Direction | Every entry below should be repeated exactly; the pictures should not.

Recorded data
* * * * *

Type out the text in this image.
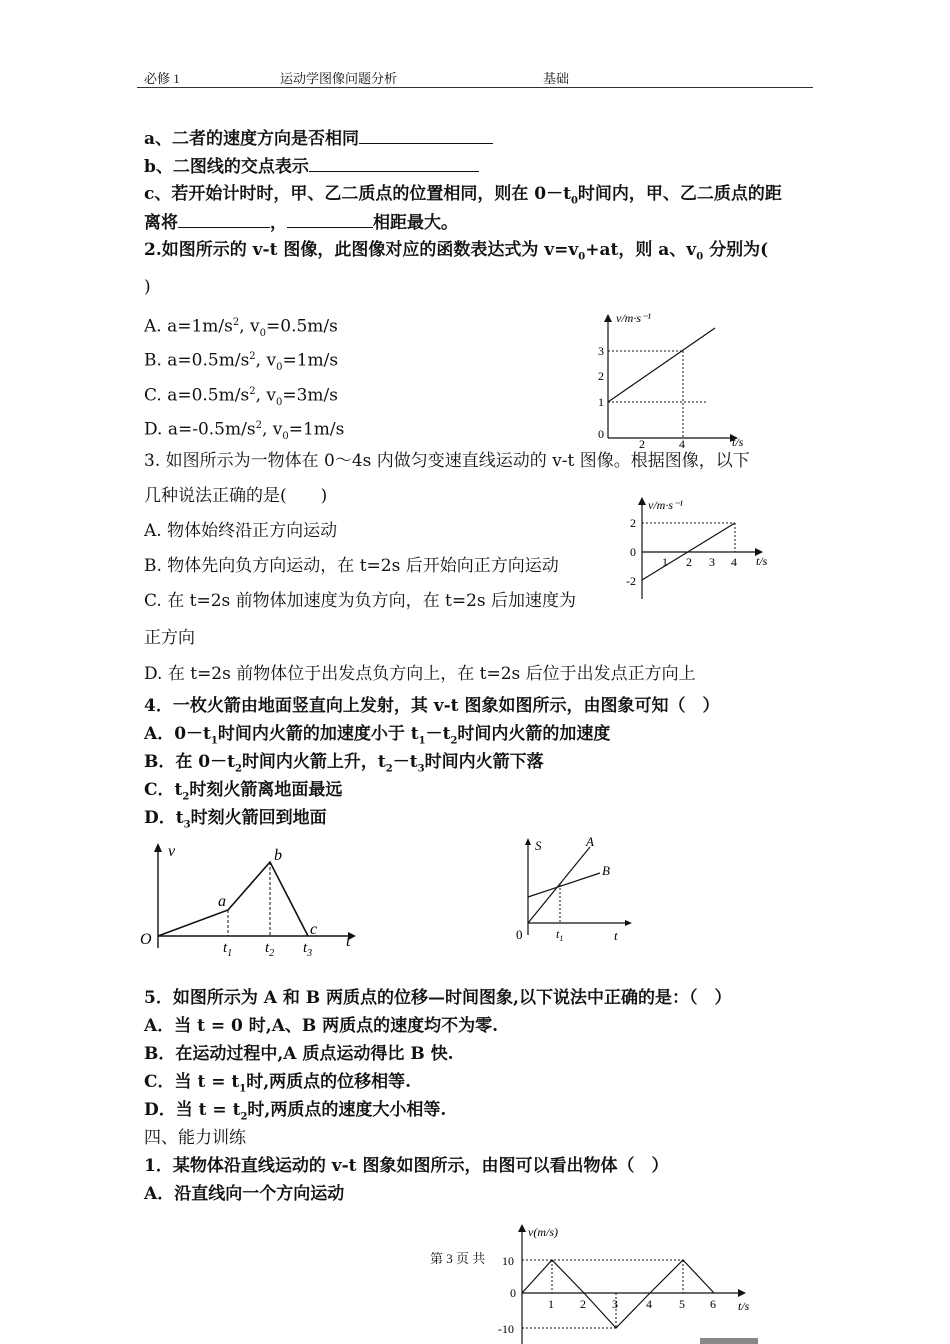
必修 1	运动学图像问题分析	基础
a、二者的速度方向是否相同
b、二图线的交点表示
c、若开始计时时，甲、乙二质点的位置相同，则在 $0-t_0$时间内，甲、乙二质点的距
离将	，	相距最大。
2.如图所示的 v-t 图像，此图像对应的函数表达式为 $v=v_0+at$，则 a、$v_0$ 分别为(
)
A. $a=1m/s^2$, $v_0=0.5m/s$
B. $a=0.5m/s^2$, $v_0=1m/s$
C. $a=0.5m/s^2$, $v_0=3m/s$
D. $a=-0.5m/s^2$, $v_0=1m/s$
v/m·s⁻¹
t/s
3
2
1
0
2	4
3. 如图所示为一物体在 0～4s 内做匀变速直线运动的 v-t 图像。根据图像，以下
几种说法正确的是(　　)
A. 物体始终沿正方向运动
B. 物体先向负方向运动，在 t=2s 后开始向正方向运动
C. 在 t=2s 前物体加速度为负方向，在 t=2s 后加速度为
正方向
D. 在 t=2s 前物体位于出发点负方向上，在 t=2s 后位于出发点正方向上
v/m·s⁻¹
t/s
2
0
-2
1 2 3 4
4．一枚火箭由地面竖直向上发射，其 v-t 图象如图所示，由图象可知（　）
A．$0-t_1$时间内火箭的加速度小于 $t_1-t_2$时间内火箭的加速度
B．在 $0-t_2$时间内火箭上升，$t_2-t_3$时间内火箭下落
C．$t_2$时刻火箭离地面最远
D．$t_3$时刻火箭回到地面
O
v
t
a
b
c
$t_1$ $t_2$ $t_3$
S	A
B
0	$t_1$	t
5．如图所示为 A 和 B 两质点的位移—时间图象,以下说法中正确的是：（　）
A．当 t = 0 时,A、B 两质点的速度均不为零.
B．在运动过程中,A 质点运动得比 B 快.
C．当 $t = t_1$时,两质点的位移相等.
D．当 $t = t_2$时,两质点的速度大小相等.
四、能力训练
1．某物体沿直线运动的 v-t 图象如图所示，由图可以看出物体（　）
A．沿直线向一个方向运动
v(m/s)
t/s
10
0
-10
1 2 3 4 5 6
第 3 页 共
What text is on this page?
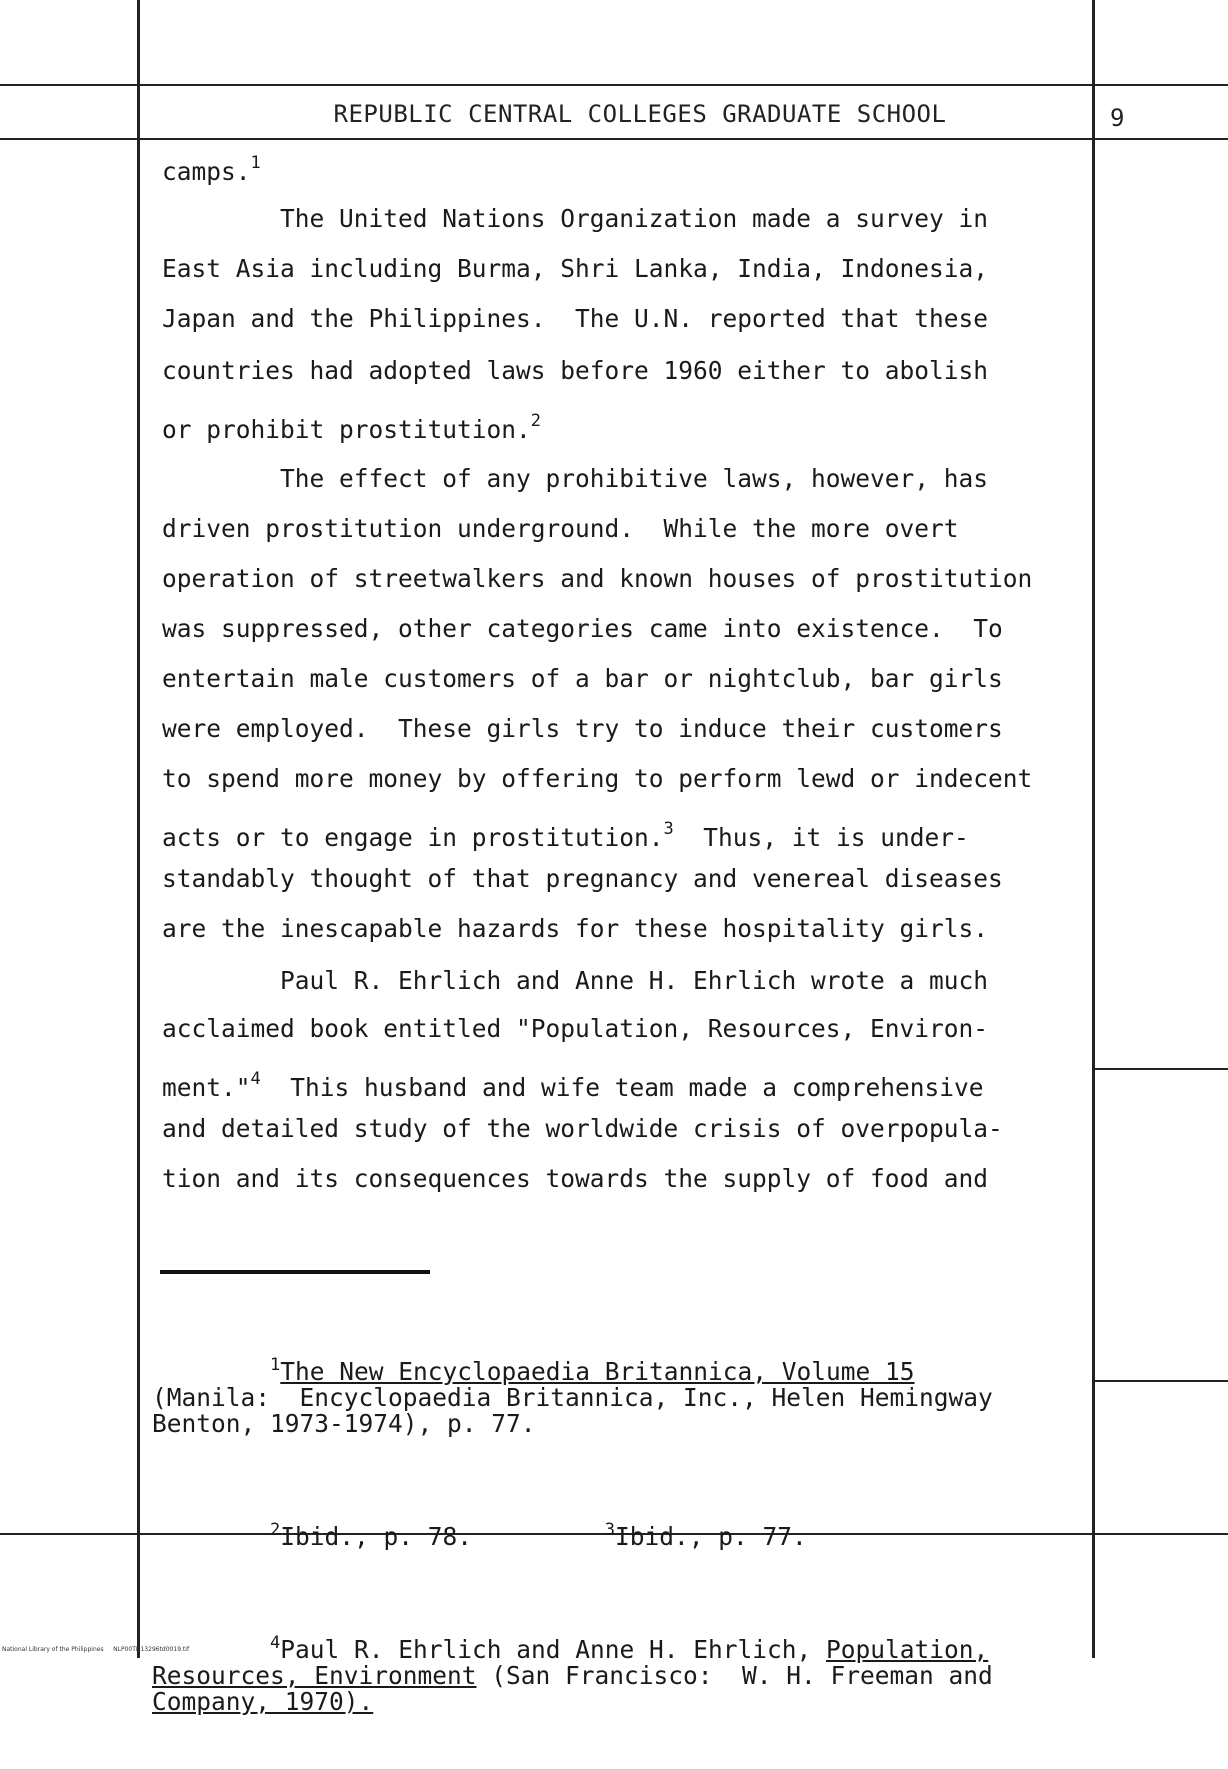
REPUBLIC CENTRAL COLLEGES GRADUATE SCHOOL	9
camps.$^1$
The United Nations Organization made a survey in
East Asia including Burma, Shri Lanka, India, Indonesia,
Japan and the Philippines.  The U.N. reported that these
countries had adopted laws before 1960 either to abolish
or prohibit prostitution.$^2$
The effect of any prohibitive laws, however, has
driven prostitution underground.  While the more overt
operation of streetwalkers and known houses of prostitution
was suppressed, other categories came into existence.  To
entertain male customers of a bar or nightclub, bar girls
were employed.  These girls try to induce their customers
to spend more money by offering to perform lewd or indecent
acts or to engage in prostitution.$^3$  Thus, it is under-
standably thought of that pregnancy and venereal diseases
are the inescapable hazards for these hospitality girls.
Paul R. Ehrlich and Anne H. Ehrlich wrote a much
acclaimed book entitled "Population, Resources, Environ-
ment."$^4$  This husband and wife team made a comprehensive
and detailed study of the worldwide crisis of overpopula-
tion and its consequences towards the supply of food and

$^1$The New Encyclopaedia Britannica, Volume 15
(Manila:  Encyclopaedia Britannica, Inc., Helen Hemingway
Benton, 1973-1974), p. 77.

$^2$Ibid., p. 78.	$^3$Ibid., p. 77.

$^4$Paul R. Ehrlich and Anne H. Ehrlich, Population,
Resources, Environment (San Francisco:  W. H. Freeman and
Company, 1970).

National Library of the Philippines NLP00TD13296td0019.tif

* * * * *

Task solution |
Type out the text in this image.
必修 1	运动学图像问题分析	基础
a、二者的速度方向是否相同
b、二图线的交点表示
c、若开始计时时，甲、乙二质点的位置相同，则在 $0-t_0$时间内，甲、乙二质点的距
离将	，	相距最大。
2.如图所示的 v-t 图像，此图像对应的函数表达式为 $v=v_0+at$，则 a、$v_0$ 分别为(
)
A. $a=1m/s^2$, $v_0=0.5m/s$
B. $a=0.5m/s^2$, $v_0=1m/s$
C. $a=0.5m/s^2$, $v_0=3m/s$
D. $a=-0.5m/s^2$, $v_0=1m/s$
v/m·s⁻¹
t/s
3
2
1
0
2	4
3. 如图所示为一物体在 0～4s 内做匀变速直线运动的 v-t 图像。根据图像，以下
几种说法正确的是(　　)
A. 物体始终沿正方向运动
B. 物体先向负方向运动，在 t=2s 后开始向正方向运动
C. 在 t=2s 前物体加速度为负方向，在 t=2s 后加速度为
正方向
D. 在 t=2s 前物体位于出发点负方向上，在 t=2s 后位于出发点正方向上
v/m·s⁻¹
t/s
2
0
-2
1 2 3 4
4．一枚火箭由地面竖直向上发射，其 v-t 图象如图所示，由图象可知（　）
A．$0-t_1$时间内火箭的加速度小于 $t_1-t_2$时间内火箭的加速度
B．在 $0-t_2$时间内火箭上升，$t_2-t_3$时间内火箭下落
C．$t_2$时刻火箭离地面最远
D．$t_3$时刻火箭回到地面
O
v
t
a
b
c
$t_1$ $t_2$ $t_3$
S	A
B
0	$t_1$	t
5．如图所示为 A 和 B 两质点的位移—时间图象,以下说法中正确的是：（　）
A．当 t = 0 时,A、B 两质点的速度均不为零.
B．在运动过程中,A 质点运动得比 B 快.
C．当 $t = t_1$时,两质点的位移相等.
D．当 $t = t_2$时,两质点的速度大小相等.
四、能力训练
1．某物体沿直线运动的 v-t 图象如图所示，由图可以看出物体（　）
A．沿直线向一个方向运动
v(m/s)
t/s
10
0
-10
1 2 3 4 5 6
第 3 页 共
What text is on this page?
REPUBLIC CENTRAL COLLEGES GRADUATE SCHOOL	9
camps.$^1$
The United Nations Organization made a survey in
East Asia including Burma, Shri Lanka, India, Indonesia,
Japan and the Philippines.  The U.N. reported that these
countries had adopted laws before 1960 either to abolish
or prohibit prostitution.$^2$
The effect of any prohibitive laws, however, has
driven prostitution underground.  While the more overt
operation of streetwalkers and known houses of prostitution
was suppressed, other categories came into existence.  To
entertain male customers of a bar or nightclub, bar girls
were employed.  These girls try to induce their customers
to spend more money by offering to perform lewd or indecent
acts or to engage in prostitution.$^3$  Thus, it is under-
standably thought of that pregnancy and venereal diseases
are the inescapable hazards for these hospitality girls.
Paul R. Ehrlich and Anne H. Ehrlich wrote a much
acclaimed book entitled "Population, Resources, Environ-
ment."$^4$  This husband and wife team made a comprehensive
and detailed study of the worldwide crisis of overpopula-
tion and its consequences towards the supply of food and

$^1$The New Encyclopaedia Britannica, Volume 15
(Manila:  Encyclopaedia Britannica, Inc., Helen Hemingway
Benton, 1973-1974), p. 77.

$^2$Ibid., p. 78.	$^3$Ibid., p. 77.

$^4$Paul R. Ehrlich and Anne H. Ehrlich, Population,
Resources, Environment (San Francisco:  W. H. Freeman and
Company, 1970).

National Library of the Philippines NLP00TD13296td0019.tif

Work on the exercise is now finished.